Required work = Count lines with the string "this" in them. State the number alone.

....

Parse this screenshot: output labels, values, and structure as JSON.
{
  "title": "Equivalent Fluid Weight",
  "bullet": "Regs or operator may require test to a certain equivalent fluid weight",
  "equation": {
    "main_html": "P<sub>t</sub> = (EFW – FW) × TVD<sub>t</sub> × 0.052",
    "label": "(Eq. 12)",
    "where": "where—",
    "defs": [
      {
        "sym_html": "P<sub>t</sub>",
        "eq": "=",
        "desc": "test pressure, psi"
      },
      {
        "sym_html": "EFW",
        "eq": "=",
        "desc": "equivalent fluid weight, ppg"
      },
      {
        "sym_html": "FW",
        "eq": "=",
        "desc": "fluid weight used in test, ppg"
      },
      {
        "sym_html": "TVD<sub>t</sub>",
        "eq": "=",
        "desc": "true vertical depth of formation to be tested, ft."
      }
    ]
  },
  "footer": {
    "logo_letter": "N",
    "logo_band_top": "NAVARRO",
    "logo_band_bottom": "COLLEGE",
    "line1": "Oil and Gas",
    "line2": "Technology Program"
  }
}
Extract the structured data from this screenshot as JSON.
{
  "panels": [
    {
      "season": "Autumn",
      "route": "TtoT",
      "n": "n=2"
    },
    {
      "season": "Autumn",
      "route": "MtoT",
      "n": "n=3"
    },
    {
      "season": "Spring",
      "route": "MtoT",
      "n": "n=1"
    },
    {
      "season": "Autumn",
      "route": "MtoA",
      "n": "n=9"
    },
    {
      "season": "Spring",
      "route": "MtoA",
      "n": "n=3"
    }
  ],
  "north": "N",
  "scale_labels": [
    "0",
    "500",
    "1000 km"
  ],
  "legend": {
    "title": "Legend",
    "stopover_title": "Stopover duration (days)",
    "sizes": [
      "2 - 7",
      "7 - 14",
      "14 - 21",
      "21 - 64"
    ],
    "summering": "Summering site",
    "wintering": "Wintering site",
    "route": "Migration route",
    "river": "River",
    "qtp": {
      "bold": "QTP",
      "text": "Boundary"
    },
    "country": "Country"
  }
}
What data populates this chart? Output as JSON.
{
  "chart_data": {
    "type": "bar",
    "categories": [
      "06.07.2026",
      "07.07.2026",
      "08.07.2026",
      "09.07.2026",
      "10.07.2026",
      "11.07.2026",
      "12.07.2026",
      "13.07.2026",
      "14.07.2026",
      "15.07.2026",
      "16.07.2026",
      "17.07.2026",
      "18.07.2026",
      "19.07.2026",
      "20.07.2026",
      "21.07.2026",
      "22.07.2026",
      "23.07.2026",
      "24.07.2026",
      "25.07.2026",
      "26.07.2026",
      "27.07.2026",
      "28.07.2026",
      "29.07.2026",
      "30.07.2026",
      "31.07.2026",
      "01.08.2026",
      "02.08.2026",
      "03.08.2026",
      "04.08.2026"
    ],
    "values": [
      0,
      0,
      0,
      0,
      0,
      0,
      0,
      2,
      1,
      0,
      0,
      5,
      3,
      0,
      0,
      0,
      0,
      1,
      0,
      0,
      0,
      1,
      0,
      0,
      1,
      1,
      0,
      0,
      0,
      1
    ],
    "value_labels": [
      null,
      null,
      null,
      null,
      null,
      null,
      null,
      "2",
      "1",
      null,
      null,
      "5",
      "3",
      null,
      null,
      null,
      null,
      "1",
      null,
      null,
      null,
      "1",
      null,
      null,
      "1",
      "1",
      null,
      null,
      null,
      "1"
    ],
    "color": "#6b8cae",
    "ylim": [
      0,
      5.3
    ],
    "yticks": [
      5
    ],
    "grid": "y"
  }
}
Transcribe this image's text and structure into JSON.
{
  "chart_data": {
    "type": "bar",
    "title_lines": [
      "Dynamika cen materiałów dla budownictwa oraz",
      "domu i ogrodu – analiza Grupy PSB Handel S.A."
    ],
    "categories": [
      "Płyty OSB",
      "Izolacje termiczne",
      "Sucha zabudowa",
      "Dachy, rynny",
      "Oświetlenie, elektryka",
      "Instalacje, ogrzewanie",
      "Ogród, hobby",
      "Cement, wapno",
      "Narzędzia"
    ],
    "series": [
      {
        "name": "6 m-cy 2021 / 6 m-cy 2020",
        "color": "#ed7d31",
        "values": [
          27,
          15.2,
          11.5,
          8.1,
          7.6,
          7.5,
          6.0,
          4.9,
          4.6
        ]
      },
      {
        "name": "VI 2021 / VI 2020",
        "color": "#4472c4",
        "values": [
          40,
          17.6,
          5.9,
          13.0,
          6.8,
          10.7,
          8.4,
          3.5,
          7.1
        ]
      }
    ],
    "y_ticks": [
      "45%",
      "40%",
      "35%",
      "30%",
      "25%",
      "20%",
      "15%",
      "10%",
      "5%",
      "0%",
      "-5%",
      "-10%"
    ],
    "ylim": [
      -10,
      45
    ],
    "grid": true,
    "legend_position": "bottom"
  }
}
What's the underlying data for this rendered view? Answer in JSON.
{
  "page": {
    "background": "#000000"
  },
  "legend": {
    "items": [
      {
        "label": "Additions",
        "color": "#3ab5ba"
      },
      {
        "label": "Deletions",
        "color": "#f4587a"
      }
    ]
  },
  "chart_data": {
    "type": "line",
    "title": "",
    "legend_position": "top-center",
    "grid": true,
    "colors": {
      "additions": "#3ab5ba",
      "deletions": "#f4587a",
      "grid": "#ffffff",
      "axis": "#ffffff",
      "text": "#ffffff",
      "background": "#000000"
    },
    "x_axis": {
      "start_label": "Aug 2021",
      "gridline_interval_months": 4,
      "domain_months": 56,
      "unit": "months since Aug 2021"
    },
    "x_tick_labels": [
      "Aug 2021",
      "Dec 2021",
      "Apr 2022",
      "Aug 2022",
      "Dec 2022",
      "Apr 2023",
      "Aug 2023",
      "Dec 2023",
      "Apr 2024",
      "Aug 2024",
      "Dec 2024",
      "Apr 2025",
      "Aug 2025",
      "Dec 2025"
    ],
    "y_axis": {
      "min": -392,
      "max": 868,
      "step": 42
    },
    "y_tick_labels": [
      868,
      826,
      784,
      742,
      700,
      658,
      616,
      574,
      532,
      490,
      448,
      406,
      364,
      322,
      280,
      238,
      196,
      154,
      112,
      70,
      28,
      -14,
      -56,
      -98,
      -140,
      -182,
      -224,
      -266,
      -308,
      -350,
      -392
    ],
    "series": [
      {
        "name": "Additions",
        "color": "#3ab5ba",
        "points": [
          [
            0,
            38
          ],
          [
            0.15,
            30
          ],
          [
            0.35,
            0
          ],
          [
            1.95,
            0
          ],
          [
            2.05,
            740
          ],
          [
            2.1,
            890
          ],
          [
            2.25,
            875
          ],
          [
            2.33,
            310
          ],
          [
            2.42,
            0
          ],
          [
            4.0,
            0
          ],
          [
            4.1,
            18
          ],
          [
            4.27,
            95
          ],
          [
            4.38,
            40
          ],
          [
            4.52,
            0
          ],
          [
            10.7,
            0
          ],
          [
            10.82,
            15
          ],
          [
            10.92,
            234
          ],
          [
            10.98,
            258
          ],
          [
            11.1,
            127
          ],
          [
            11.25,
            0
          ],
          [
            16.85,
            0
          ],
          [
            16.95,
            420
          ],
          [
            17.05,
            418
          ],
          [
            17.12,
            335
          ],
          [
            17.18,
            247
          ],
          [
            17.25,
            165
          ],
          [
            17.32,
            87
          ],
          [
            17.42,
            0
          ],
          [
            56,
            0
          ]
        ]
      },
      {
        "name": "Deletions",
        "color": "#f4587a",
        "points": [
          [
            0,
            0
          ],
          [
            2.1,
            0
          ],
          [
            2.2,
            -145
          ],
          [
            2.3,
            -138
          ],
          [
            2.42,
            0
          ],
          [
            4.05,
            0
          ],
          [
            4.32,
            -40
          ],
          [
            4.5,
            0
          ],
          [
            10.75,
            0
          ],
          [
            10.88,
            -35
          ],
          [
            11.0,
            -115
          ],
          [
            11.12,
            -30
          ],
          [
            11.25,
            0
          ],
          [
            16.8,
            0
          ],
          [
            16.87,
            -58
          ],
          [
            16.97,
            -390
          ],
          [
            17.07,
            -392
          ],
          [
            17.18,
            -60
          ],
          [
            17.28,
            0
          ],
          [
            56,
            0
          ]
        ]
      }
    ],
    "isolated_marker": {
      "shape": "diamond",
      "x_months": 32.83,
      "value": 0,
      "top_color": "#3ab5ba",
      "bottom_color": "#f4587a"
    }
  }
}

....

Output of the task = 5